* **Do this**
Copy every line of the data that includes the string "description".

* **Input records**
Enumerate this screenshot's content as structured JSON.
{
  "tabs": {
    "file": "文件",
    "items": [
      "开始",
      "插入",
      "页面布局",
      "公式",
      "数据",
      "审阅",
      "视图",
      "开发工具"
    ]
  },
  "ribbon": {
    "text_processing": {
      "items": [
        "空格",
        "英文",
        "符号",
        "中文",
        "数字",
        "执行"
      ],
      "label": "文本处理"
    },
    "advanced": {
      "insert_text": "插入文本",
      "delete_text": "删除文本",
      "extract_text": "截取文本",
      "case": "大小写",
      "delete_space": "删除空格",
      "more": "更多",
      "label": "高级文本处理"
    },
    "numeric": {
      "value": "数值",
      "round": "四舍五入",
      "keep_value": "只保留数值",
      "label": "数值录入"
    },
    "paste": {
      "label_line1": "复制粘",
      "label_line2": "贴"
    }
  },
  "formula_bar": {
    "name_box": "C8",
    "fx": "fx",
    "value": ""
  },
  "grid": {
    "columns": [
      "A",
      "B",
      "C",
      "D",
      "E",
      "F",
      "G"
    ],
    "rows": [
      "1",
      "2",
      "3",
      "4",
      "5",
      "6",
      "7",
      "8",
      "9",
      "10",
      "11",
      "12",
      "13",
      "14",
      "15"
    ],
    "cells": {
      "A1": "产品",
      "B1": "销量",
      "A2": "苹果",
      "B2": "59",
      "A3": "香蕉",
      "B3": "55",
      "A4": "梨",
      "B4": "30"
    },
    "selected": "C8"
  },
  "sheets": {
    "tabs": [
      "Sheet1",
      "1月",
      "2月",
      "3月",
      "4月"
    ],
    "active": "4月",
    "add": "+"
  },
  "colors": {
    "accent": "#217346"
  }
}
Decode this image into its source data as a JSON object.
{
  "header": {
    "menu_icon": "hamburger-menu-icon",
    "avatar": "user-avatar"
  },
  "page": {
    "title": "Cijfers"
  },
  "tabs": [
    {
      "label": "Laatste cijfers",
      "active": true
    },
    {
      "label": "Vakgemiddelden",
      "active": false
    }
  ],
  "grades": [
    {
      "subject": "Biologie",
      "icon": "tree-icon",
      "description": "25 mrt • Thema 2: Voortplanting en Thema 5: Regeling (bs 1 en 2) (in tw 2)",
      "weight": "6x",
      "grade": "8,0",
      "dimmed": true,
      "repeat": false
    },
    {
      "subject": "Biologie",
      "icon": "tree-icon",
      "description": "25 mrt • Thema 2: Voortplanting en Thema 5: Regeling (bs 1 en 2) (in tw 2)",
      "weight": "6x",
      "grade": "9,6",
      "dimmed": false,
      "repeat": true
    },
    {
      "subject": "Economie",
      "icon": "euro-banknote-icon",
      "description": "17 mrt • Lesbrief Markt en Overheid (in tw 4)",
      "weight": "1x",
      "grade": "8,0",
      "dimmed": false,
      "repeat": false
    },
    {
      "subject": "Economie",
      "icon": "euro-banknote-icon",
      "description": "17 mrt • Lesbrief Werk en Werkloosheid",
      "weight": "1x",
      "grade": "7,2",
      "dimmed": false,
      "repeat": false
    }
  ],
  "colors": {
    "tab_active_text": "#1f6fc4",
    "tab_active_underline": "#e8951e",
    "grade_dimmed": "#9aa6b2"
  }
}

* **Exercise result**
      "description": "25 mrt • Thema 2: Voortplanting en Thema 5: Regeling (bs 1 en 2) (in tw 2)",
      "description": "25 mrt • Thema 2: Voortplanting en Thema 5: Regeling (bs 1 en 2) (in tw 2)",
      "description": "17 mrt • Lesbrief Markt en Overheid (in tw 4)",
      "description": "17 mrt • Lesbrief Werk en Werkloosheid",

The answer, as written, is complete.